**Exercise prompt:** Go through the records underneath and count the lines that include the string "sztuk". Give nothing but the number.

* BEGIN Given entries *

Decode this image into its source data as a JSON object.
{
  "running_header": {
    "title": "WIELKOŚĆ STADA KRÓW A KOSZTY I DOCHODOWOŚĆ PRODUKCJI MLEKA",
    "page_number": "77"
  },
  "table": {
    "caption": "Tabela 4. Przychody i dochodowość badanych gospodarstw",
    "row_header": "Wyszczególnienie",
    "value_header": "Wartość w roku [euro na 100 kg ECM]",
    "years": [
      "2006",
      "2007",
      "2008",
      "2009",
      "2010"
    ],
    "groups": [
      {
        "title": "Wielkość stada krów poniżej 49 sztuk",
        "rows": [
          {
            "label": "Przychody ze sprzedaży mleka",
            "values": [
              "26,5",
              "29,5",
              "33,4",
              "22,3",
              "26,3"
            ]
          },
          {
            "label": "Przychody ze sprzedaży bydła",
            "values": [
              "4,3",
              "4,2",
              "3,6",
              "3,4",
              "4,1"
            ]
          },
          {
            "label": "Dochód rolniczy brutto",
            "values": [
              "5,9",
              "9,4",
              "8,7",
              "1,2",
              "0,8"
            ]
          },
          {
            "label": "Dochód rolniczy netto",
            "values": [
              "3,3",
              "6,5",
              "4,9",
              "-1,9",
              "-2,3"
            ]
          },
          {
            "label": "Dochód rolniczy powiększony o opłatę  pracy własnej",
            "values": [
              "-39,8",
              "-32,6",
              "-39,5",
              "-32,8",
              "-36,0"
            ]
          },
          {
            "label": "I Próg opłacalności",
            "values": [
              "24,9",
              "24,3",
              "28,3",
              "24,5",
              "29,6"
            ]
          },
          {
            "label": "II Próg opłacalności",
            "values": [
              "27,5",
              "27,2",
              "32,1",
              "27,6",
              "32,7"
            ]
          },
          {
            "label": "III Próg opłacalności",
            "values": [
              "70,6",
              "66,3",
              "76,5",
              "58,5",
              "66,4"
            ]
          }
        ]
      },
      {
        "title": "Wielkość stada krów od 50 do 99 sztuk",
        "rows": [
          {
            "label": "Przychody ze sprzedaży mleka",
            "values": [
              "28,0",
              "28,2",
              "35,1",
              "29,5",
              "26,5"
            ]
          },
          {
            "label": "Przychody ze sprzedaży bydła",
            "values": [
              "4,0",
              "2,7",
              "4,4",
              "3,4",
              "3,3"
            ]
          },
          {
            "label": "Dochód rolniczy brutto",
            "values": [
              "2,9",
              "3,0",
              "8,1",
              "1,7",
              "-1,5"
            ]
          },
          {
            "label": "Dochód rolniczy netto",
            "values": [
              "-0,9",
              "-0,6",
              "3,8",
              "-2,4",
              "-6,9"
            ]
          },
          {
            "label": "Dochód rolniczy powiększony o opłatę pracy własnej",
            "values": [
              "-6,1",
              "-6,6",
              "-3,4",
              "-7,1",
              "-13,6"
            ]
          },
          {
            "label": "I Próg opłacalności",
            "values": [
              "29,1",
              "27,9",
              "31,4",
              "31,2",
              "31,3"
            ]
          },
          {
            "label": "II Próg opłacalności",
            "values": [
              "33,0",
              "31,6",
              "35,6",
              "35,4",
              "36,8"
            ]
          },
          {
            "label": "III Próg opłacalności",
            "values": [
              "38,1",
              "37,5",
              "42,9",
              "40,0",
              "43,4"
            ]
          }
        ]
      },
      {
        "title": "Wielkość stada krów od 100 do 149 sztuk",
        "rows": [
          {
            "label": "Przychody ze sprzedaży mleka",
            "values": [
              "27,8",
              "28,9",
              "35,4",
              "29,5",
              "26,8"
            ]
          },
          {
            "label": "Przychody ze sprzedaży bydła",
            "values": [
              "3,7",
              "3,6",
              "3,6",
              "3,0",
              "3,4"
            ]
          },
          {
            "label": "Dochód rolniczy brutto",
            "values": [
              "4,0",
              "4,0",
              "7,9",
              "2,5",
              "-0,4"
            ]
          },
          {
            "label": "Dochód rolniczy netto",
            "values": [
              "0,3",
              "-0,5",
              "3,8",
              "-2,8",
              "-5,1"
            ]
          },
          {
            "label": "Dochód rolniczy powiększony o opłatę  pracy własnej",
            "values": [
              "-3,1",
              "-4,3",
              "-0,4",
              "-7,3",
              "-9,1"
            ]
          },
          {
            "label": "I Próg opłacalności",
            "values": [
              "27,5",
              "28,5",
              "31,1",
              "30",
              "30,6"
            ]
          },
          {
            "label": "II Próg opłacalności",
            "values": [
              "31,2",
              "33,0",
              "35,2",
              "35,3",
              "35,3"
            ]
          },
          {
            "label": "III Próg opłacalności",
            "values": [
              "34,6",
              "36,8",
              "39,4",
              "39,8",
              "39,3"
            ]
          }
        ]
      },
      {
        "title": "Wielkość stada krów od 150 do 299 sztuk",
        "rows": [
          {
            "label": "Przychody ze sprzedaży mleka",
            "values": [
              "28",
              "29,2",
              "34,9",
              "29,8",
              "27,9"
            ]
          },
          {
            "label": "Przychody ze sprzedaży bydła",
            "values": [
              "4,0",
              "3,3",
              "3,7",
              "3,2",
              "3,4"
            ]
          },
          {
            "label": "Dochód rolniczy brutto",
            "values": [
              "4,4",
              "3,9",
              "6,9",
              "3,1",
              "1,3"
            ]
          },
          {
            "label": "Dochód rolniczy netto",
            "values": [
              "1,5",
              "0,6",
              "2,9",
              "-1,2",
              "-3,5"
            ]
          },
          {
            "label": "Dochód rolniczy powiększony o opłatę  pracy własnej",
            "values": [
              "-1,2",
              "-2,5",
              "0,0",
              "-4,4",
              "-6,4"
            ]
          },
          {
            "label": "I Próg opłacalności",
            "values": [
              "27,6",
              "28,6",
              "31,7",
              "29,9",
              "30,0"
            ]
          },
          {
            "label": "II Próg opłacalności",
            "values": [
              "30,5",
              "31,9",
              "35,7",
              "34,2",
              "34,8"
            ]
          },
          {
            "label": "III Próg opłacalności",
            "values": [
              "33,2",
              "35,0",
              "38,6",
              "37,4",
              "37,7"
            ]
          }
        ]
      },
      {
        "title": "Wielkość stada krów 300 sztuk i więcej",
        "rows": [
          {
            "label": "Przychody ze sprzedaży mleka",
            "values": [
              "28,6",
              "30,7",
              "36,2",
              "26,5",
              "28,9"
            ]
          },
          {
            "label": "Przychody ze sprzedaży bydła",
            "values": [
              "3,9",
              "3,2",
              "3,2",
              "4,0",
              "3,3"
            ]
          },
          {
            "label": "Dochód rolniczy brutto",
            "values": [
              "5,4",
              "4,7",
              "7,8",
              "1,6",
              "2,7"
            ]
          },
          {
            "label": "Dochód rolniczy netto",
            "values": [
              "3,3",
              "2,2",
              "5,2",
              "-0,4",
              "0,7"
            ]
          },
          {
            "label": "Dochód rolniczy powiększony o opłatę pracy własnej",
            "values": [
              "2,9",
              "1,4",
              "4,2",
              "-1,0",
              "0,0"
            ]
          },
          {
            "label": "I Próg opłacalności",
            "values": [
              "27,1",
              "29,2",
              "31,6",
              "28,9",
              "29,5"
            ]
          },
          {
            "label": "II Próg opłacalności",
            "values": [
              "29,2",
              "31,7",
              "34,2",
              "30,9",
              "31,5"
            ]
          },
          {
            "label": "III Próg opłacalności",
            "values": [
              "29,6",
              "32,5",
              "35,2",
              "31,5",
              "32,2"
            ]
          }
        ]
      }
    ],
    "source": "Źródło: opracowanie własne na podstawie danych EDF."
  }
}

* END Given entries *

**Solved problem:** 5